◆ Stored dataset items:
+ + + + + + +

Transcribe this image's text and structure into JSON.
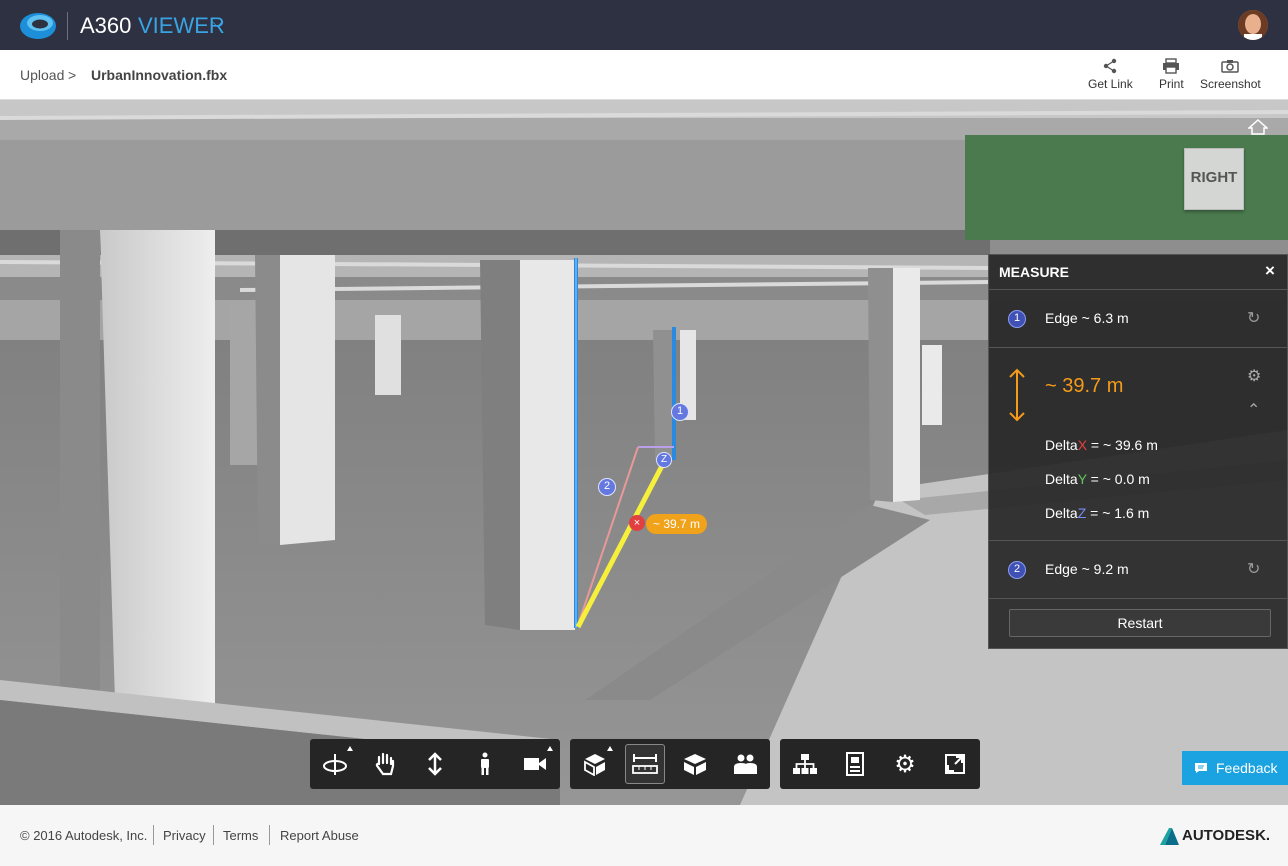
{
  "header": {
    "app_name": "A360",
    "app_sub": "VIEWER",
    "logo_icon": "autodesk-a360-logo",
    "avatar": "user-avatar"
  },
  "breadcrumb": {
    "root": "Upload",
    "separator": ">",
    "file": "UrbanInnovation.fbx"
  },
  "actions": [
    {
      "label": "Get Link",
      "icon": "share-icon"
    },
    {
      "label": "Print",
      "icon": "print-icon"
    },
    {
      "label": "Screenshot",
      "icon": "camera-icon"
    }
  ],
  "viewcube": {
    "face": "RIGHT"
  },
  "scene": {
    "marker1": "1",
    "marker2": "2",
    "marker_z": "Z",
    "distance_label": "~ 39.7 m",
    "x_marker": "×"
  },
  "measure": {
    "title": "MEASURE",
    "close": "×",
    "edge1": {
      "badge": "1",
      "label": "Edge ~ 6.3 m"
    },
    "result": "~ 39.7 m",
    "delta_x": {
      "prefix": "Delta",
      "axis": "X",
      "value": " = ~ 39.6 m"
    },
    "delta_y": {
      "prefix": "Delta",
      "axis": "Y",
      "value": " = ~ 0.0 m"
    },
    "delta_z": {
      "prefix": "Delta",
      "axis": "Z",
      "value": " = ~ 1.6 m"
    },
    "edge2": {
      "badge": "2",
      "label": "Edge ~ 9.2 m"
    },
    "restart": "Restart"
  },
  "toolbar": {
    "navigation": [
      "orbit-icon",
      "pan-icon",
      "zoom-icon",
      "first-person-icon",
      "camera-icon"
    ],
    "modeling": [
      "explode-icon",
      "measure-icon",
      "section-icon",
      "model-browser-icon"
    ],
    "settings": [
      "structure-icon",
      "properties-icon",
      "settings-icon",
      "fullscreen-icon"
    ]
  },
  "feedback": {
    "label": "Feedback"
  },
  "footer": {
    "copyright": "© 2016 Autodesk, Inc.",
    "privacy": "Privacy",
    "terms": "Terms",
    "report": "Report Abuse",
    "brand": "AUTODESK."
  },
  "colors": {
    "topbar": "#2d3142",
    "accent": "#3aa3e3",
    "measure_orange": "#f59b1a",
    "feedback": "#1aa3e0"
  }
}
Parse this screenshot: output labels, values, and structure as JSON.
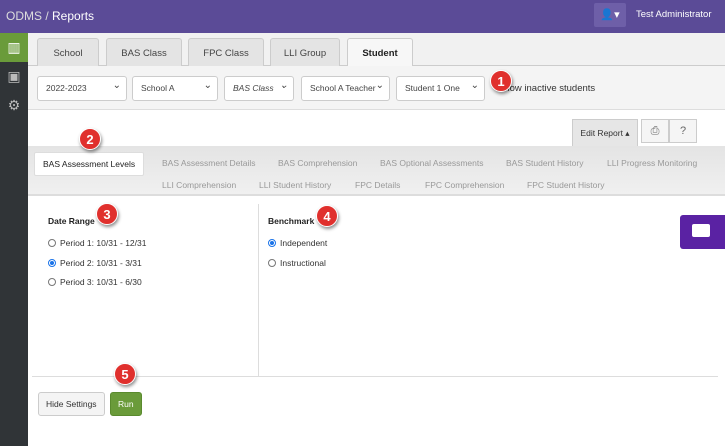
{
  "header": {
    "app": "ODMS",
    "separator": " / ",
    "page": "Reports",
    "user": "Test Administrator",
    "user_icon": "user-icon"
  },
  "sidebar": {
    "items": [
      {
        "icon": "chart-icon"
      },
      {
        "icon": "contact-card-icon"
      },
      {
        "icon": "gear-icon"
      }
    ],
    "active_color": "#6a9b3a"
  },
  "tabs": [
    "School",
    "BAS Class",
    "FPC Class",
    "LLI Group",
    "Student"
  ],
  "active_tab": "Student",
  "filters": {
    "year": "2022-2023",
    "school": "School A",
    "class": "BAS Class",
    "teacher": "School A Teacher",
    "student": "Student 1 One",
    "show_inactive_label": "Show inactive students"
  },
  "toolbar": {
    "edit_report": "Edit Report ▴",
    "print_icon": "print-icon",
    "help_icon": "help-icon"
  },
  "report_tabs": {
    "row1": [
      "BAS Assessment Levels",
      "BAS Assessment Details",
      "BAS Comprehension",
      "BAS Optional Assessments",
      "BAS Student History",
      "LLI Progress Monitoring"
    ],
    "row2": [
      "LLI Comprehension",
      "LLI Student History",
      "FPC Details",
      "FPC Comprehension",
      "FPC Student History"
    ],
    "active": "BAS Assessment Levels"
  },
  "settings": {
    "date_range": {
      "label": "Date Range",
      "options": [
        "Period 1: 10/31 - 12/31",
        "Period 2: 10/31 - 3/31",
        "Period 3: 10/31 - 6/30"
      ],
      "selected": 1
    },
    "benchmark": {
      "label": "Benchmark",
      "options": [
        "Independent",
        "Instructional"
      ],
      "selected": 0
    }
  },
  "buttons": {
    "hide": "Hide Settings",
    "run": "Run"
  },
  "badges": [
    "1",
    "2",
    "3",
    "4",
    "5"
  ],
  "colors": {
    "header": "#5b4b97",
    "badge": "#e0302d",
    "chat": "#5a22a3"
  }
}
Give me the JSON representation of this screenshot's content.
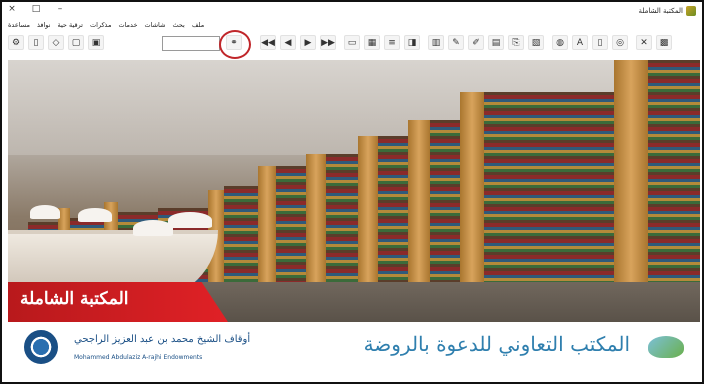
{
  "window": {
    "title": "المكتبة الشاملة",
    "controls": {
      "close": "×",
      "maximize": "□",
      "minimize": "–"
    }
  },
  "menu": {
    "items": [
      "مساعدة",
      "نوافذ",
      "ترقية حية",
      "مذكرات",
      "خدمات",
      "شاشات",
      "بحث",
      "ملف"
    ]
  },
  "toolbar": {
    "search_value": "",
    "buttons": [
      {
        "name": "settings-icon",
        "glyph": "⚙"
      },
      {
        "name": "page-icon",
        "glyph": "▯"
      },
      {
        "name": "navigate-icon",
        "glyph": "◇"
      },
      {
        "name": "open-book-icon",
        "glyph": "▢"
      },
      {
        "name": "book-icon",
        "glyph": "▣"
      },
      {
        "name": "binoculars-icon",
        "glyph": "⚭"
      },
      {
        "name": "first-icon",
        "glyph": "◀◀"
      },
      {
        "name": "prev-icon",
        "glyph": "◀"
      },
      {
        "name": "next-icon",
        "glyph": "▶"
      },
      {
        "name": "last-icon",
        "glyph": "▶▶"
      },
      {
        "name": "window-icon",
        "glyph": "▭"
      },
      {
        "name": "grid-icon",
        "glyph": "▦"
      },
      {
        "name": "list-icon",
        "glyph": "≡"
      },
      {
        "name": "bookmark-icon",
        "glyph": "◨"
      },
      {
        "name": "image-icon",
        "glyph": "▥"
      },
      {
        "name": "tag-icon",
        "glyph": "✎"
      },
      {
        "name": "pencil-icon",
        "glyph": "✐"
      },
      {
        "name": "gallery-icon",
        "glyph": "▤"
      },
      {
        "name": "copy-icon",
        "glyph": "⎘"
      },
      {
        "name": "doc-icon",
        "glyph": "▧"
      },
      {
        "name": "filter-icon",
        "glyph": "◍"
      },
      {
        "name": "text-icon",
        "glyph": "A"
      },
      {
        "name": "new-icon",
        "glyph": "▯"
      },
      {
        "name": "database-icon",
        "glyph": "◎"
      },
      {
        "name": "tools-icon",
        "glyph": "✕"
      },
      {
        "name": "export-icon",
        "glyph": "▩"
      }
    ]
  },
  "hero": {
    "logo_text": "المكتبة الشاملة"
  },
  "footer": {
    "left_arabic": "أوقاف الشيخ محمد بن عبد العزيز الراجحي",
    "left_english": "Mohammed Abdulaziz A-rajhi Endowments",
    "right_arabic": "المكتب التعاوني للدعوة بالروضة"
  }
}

+ + + + + + +

◆ EXERCISE DETAILS: Reproduce each record above by retyping it exactly; omit all images.

◆ EXERCISE ANSWER:
Transcribe this image's text and structure into JSON.
{
  "header": {
    "app_name": "A360",
    "app_sub": "VIEWER",
    "logo_icon": "autodesk-a360-logo",
    "avatar": "user-avatar"
  },
  "breadcrumb": {
    "root": "Upload",
    "separator": ">",
    "file": "UrbanInnovation.fbx"
  },
  "actions": [
    {
      "label": "Get Link",
      "icon": "share-icon"
    },
    {
      "label": "Print",
      "icon": "print-icon"
    },
    {
      "label": "Screenshot",
      "icon": "camera-icon"
    }
  ],
  "viewcube": {
    "face": "RIGHT"
  },
  "scene": {
    "marker1": "1",
    "marker2": "2",
    "marker_z": "Z",
    "distance_label": "~ 39.7 m",
    "x_marker": "×"
  },
  "measure": {
    "title": "MEASURE",
    "close": "×",
    "edge1": {
      "badge": "1",
      "label": "Edge ~ 6.3 m"
    },
    "result": "~ 39.7 m",
    "delta_x": {
      "prefix": "Delta",
      "axis": "X",
      "value": " = ~ 39.6 m"
    },
    "delta_y": {
      "prefix": "Delta",
      "axis": "Y",
      "value": " = ~ 0.0 m"
    },
    "delta_z": {
      "prefix": "Delta",
      "axis": "Z",
      "value": " = ~ 1.6 m"
    },
    "edge2": {
      "badge": "2",
      "label": "Edge ~ 9.2 m"
    },
    "restart": "Restart"
  },
  "toolbar": {
    "navigation": [
      "orbit-icon",
      "pan-icon",
      "zoom-icon",
      "first-person-icon",
      "camera-icon"
    ],
    "modeling": [
      "explode-icon",
      "measure-icon",
      "section-icon",
      "model-browser-icon"
    ],
    "settings": [
      "structure-icon",
      "properties-icon",
      "settings-icon",
      "fullscreen-icon"
    ]
  },
  "feedback": {
    "label": "Feedback"
  },
  "footer": {
    "copyright": "© 2016 Autodesk, Inc.",
    "privacy": "Privacy",
    "terms": "Terms",
    "report": "Report Abuse",
    "brand": "AUTODESK."
  },
  "colors": {
    "topbar": "#2d3142",
    "accent": "#3aa3e3",
    "measure_orange": "#f59b1a",
    "feedback": "#1aa3e0"
  }
}
Parse this screenshot: output labels, values, and structure as JSON.
{
  "header": {
    "app": "ODMS",
    "separator": " / ",
    "page": "Reports",
    "user": "Test Administrator",
    "user_icon": "user-icon"
  },
  "sidebar": {
    "items": [
      {
        "icon": "chart-icon"
      },
      {
        "icon": "contact-card-icon"
      },
      {
        "icon": "gear-icon"
      }
    ],
    "active_color": "#6a9b3a"
  },
  "tabs": [
    "School",
    "BAS Class",
    "FPC Class",
    "LLI Group",
    "Student"
  ],
  "active_tab": "Student",
  "filters": {
    "year": "2022-2023",
    "school": "School A",
    "class": "BAS Class",
    "teacher": "School A Teacher",
    "student": "Student 1 One",
    "show_inactive_label": "Show inactive students"
  },
  "toolbar": {
    "edit_report": "Edit Report ▴",
    "print_icon": "print-icon",
    "help_icon": "help-icon"
  },
  "report_tabs": {
    "row1": [
      "BAS Assessment Levels",
      "BAS Assessment Details",
      "BAS Comprehension",
      "BAS Optional Assessments",
      "BAS Student History",
      "LLI Progress Monitoring"
    ],
    "row2": [
      "LLI Comprehension",
      "LLI Student History",
      "FPC Details",
      "FPC Comprehension",
      "FPC Student History"
    ],
    "active": "BAS Assessment Levels"
  },
  "settings": {
    "date_range": {
      "label": "Date Range",
      "options": [
        "Period 1: 10/31 - 12/31",
        "Period 2: 10/31 - 3/31",
        "Period 3: 10/31 - 6/30"
      ],
      "selected": 1
    },
    "benchmark": {
      "label": "Benchmark",
      "options": [
        "Independent",
        "Instructional"
      ],
      "selected": 0
    }
  },
  "buttons": {
    "hide": "Hide Settings",
    "run": "Run"
  },
  "badges": [
    "1",
    "2",
    "3",
    "4",
    "5"
  ],
  "colors": {
    "header": "#5b4b97",
    "badge": "#e0302d",
    "chat": "#5a22a3"
  }
}
Give me the JSON representation of this screenshot's content.
{
  "window": {
    "title": "المكتبة الشاملة",
    "controls": {
      "close": "×",
      "maximize": "□",
      "minimize": "–"
    }
  },
  "menu": {
    "items": [
      "مساعدة",
      "نوافذ",
      "ترقية حية",
      "مذكرات",
      "خدمات",
      "شاشات",
      "بحث",
      "ملف"
    ]
  },
  "toolbar": {
    "search_value": "",
    "buttons": [
      {
        "name": "settings-icon",
        "glyph": "⚙"
      },
      {
        "name": "page-icon",
        "glyph": "▯"
      },
      {
        "name": "navigate-icon",
        "glyph": "◇"
      },
      {
        "name": "open-book-icon",
        "glyph": "▢"
      },
      {
        "name": "book-icon",
        "glyph": "▣"
      },
      {
        "name": "binoculars-icon",
        "glyph": "⚭"
      },
      {
        "name": "first-icon",
        "glyph": "◀◀"
      },
      {
        "name": "prev-icon",
        "glyph": "◀"
      },
      {
        "name": "next-icon",
        "glyph": "▶"
      },
      {
        "name": "last-icon",
        "glyph": "▶▶"
      },
      {
        "name": "window-icon",
        "glyph": "▭"
      },
      {
        "name": "grid-icon",
        "glyph": "▦"
      },
      {
        "name": "list-icon",
        "glyph": "≡"
      },
      {
        "name": "bookmark-icon",
        "glyph": "◨"
      },
      {
        "name": "image-icon",
        "glyph": "▥"
      },
      {
        "name": "tag-icon",
        "glyph": "✎"
      },
      {
        "name": "pencil-icon",
        "glyph": "✐"
      },
      {
        "name": "gallery-icon",
        "glyph": "▤"
      },
      {
        "name": "copy-icon",
        "glyph": "⎘"
      },
      {
        "name": "doc-icon",
        "glyph": "▧"
      },
      {
        "name": "filter-icon",
        "glyph": "◍"
      },
      {
        "name": "text-icon",
        "glyph": "A"
      },
      {
        "name": "new-icon",
        "glyph": "▯"
      },
      {
        "name": "database-icon",
        "glyph": "◎"
      },
      {
        "name": "tools-icon",
        "glyph": "✕"
      },
      {
        "name": "export-icon",
        "glyph": "▩"
      }
    ]
  },
  "hero": {
    "logo_text": "المكتبة الشاملة"
  },
  "footer": {
    "left_arabic": "أوقاف الشيخ محمد بن عبد العزيز الراجحي",
    "left_english": "Mohammed Abdulaziz A-rajhi Endowments",
    "right_arabic": "المكتب التعاوني للدعوة بالروضة"
  }
}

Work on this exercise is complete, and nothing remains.